══ Raw records

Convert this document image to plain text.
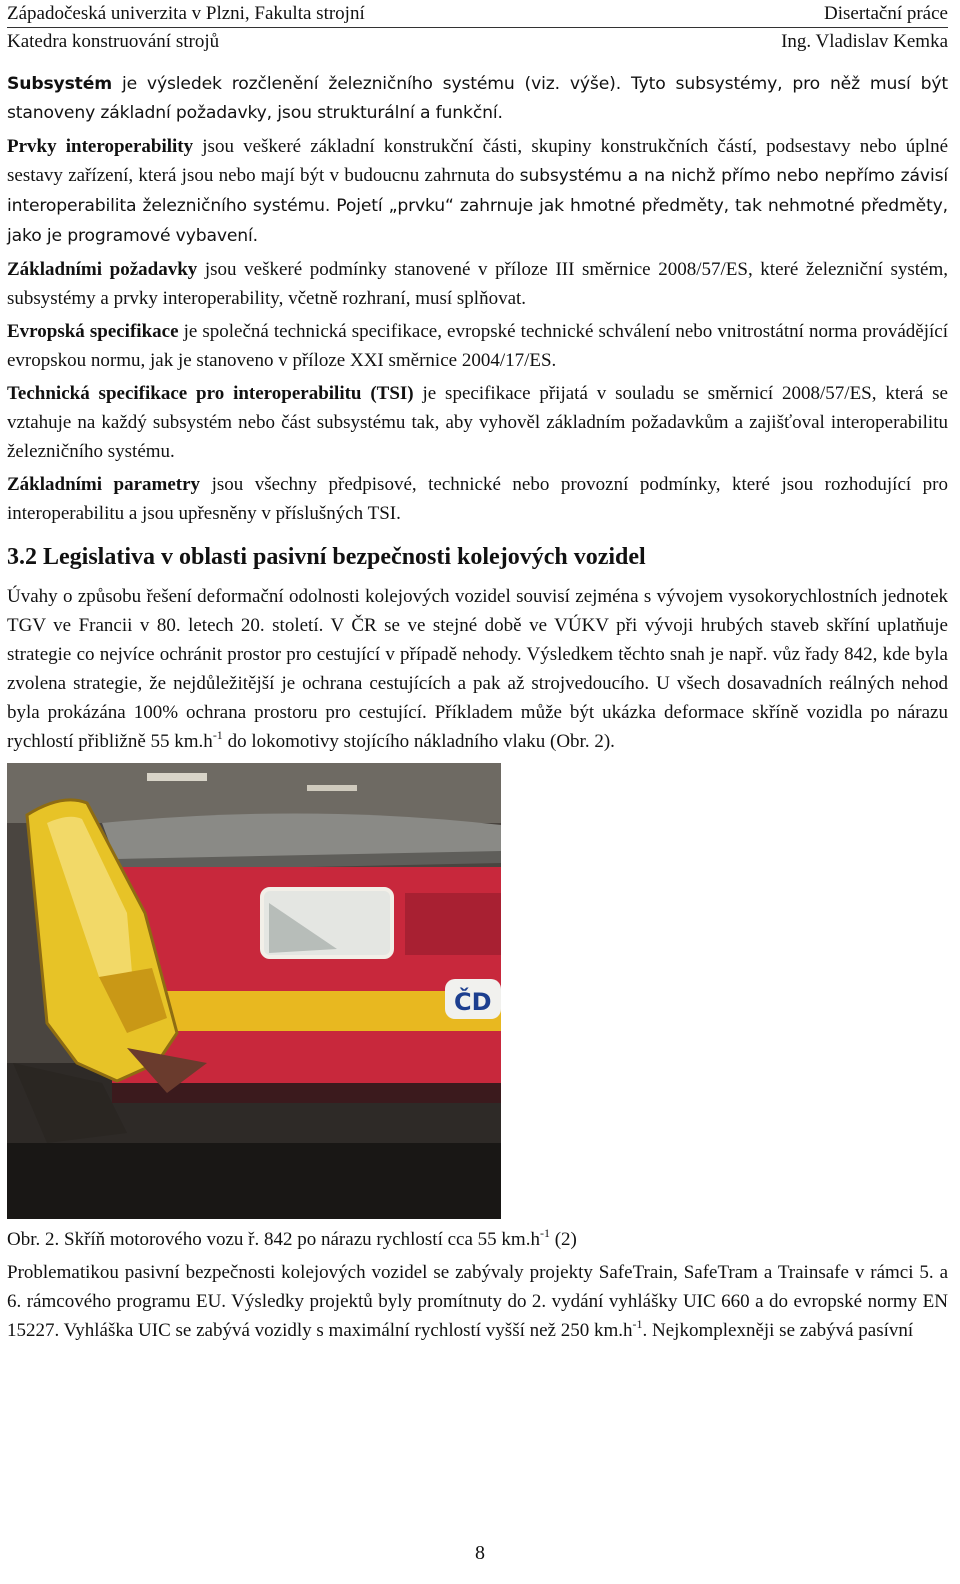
Západočeská univerzita v Plzni, Fakulta strojní	Disertační práce
Katedra konstruování strojů	Ing. Vladislav Kemka

Subsystém je výsledek rozčlenění železničního systému (viz. výše). Tyto subsystémy, pro něž musí být stanoveny základní požadavky, jsou strukturální a funkční.

Prvky interoperability jsou veškeré základní konstrukční části, skupiny konstrukčních částí, podsestavy nebo úplné sestavy zařízení, která jsou nebo mají být v budoucnu zahrnuta do subsystému a na nichž přímo nebo nepřímo závisí interoperabilita železničního systému. Pojetí „prvku“ zahrnuje jak hmotné předměty, tak nehmotné předměty, jako je programové vybavení.

Základními požadavky jsou veškeré podmínky stanovené v příloze III směrnice 2008/57/ES, které železniční systém, subsystémy a prvky interoperability, včetně rozhraní, musí splňovat.

Evropská specifikace je společná technická specifikace, evropské technické schválení nebo vnitrostátní norma provádějící evropskou normu, jak je stanoveno v příloze XXI směrnice 2004/17/ES.

Technická specifikace pro interoperabilitu (TSI) je specifikace přijatá v souladu se směrnicí 2008/57/ES, která se vztahuje na každý subsystém nebo část subsystému tak, aby vyhověl základním požadavkům a zajišťoval interoperabilitu železničního systému.

Základními parametry jsou všechny předpisové, technické nebo provozní podmínky, které jsou rozhodující pro interoperabilitu a jsou upřesněny v příslušných TSI.

3.2 Legislativa v oblasti pasivní bezpečnosti kolejových vozidel

Úvahy o způsobu řešení deformační odolnosti kolejových vozidel souvisí zejména s vývojem vysokorychlostních jednotek TGV ve Francii v 80. letech 20. století. V ČR se ve stejné době ve VÚKV při vývoji hrubých staveb skříní uplatňuje strategie co nejvíce ochránit prostor pro cestující v případě nehody. Výsledkem těchto snah je např. vůz řady 842, kde byla zvolena strategie, že nejdůležitější je ochrana cestujících a pak až strojvedoucího. U všech dosavadních reálných nehod byla prokázána 100% ochrana prostoru pro cestující. Příkladem může být ukázka deformace skříně vozidla po nárazu rychlostí přibližně 55 $km.h^{-1}$ do lokomotivy stojícího nákladního vlaku (Obr. 2).

ČD

Obr. 2. Skříň motorového vozu ř. 842 po nárazu rychlostí cca 55 $km.h^{-1}$ (2)

Problematikou pasivní bezpečnosti kolejových vozidel se zabývaly projekty SafeTrain, SafeTram a Trainsafe v rámci 5. a 6. rámcového programu EU. Výsledky projektů byly promítnuty do 2. vydání vyhlášky UIC 660 a do evropské normy EN 15227. Vyhláška UIC se zabývá vozidly s maximální rychlostí vyšší než 250 $km.h^{-1}$. Nejkomplexněji se zabývá pasívní

8
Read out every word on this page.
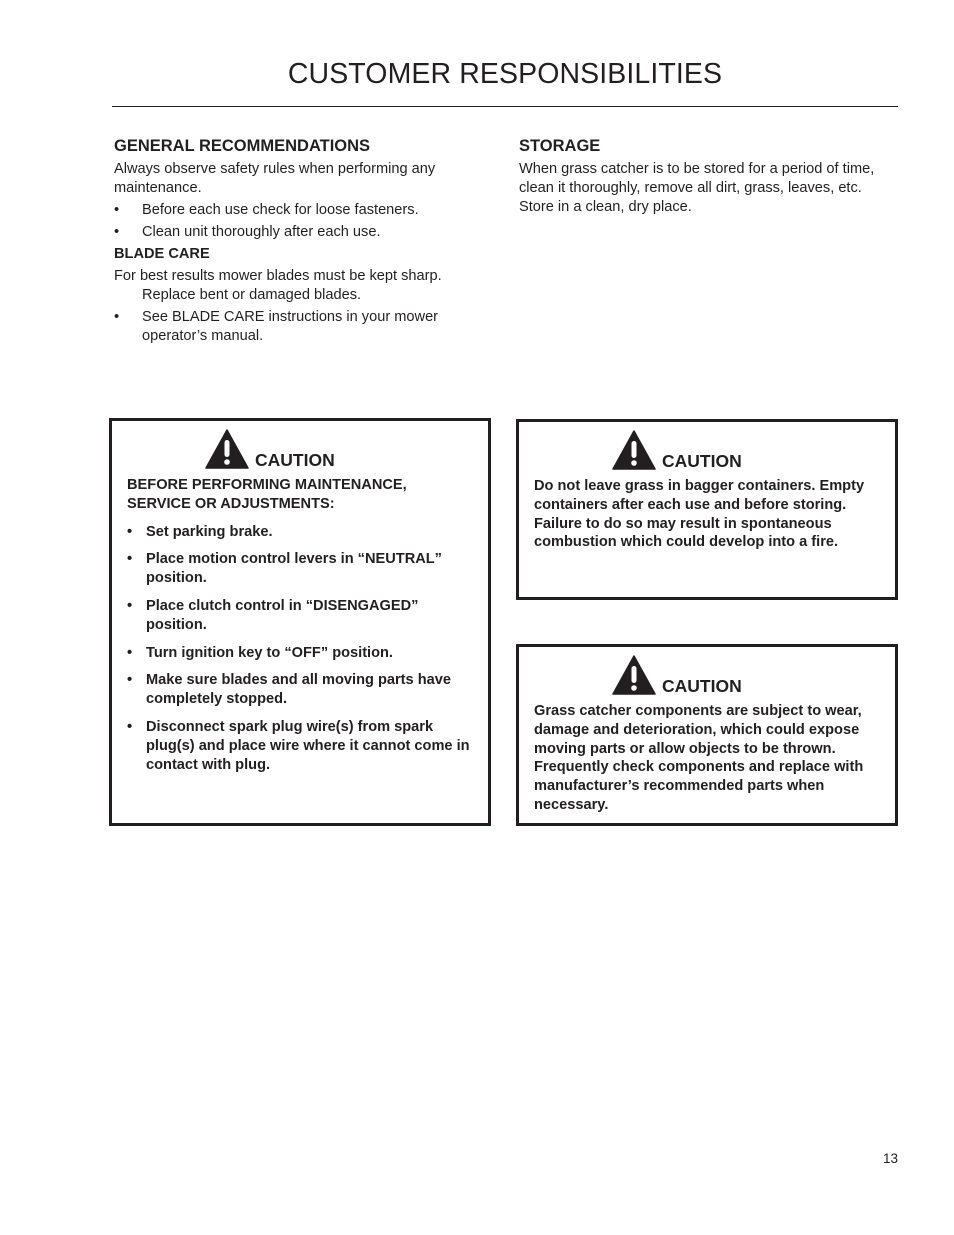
CUSTOMER RESPONSIBILITIES
GENERAL RECOMMENDATIONS
Always observe safety rules when performing any maintenance.
•	Before each use check for loose fasteners.
•	Clean unit thoroughly after each use.
BLADE CARE
For best results mower blades must be kept sharp. Replace bent or damaged blades.
•	See BLADE CARE instructions in your mower operator’s manual.
STORAGE
When grass catcher is to be stored for a period of time, clean it thoroughly, remove all dirt, grass, leaves, etc. Store in a clean, dry place.
CAUTION
BEFORE PERFORMING MAINTENANCE, SERVICE OR ADJUSTMENTS:
• Set parking brake.
• Place motion control levers in “NEUTRAL” position.
• Place clutch control in “DISENGAGED” position.
• Turn ignition key to “OFF” position.
• Make sure blades and all moving parts have completely stopped.
• Disconnect spark plug wire(s) from spark plug(s) and place wire where it cannot come in contact with plug.
CAUTION
Do not leave grass in bagger containers. Empty containers after each use and before storing. Failure to do so may result in spontaneous combustion which could develop into a fire.
CAUTION
Grass catcher components are subject to wear, damage and deterioration, which could expose moving parts or allow objects to be thrown. Frequently check components and replace with manufacturer’s recommended parts when necessary.
13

════

Starting at the line that contains "Read out every word on this page.", retype each line through the final one in the listing, with both ends kept and the pictures omitted.

» **Full solution**:
Read out every word on this page.
CUSTOMER RESPONSIBILITIES
GENERAL RECOMMENDATIONS
Always observe safety rules when performing any maintenance.
•	Before each use check for loose fasteners.
•	Clean unit thoroughly after each use.
BLADE CARE
For best results mower blades must be kept sharp. Replace bent or damaged blades.
•	See BLADE CARE instructions in your mower operator’s manual.
STORAGE
When grass catcher is to be stored for a period of time, clean it thoroughly, remove all dirt, grass, leaves, etc. Store in a clean, dry place.
CAUTION
BEFORE PERFORMING MAINTENANCE, SERVICE OR ADJUSTMENTS:
• Set parking brake.
• Place motion control levers in “NEUTRAL” position.
• Place clutch control in “DISENGAGED” position.
• Turn ignition key to “OFF” position.
• Make sure blades and all moving parts have completely stopped.
• Disconnect spark plug wire(s) from spark plug(s) and place wire where it cannot come in contact with plug.
CAUTION
Do not leave grass in bagger containers. Empty containers after each use and before storing. Failure to do so may result in spontaneous combustion which could develop into a fire.
CAUTION
Grass catcher components are subject to wear, damage and deterioration, which could expose moving parts or allow objects to be thrown. Frequently check components and replace with manufacturer’s recommended parts when necessary.
13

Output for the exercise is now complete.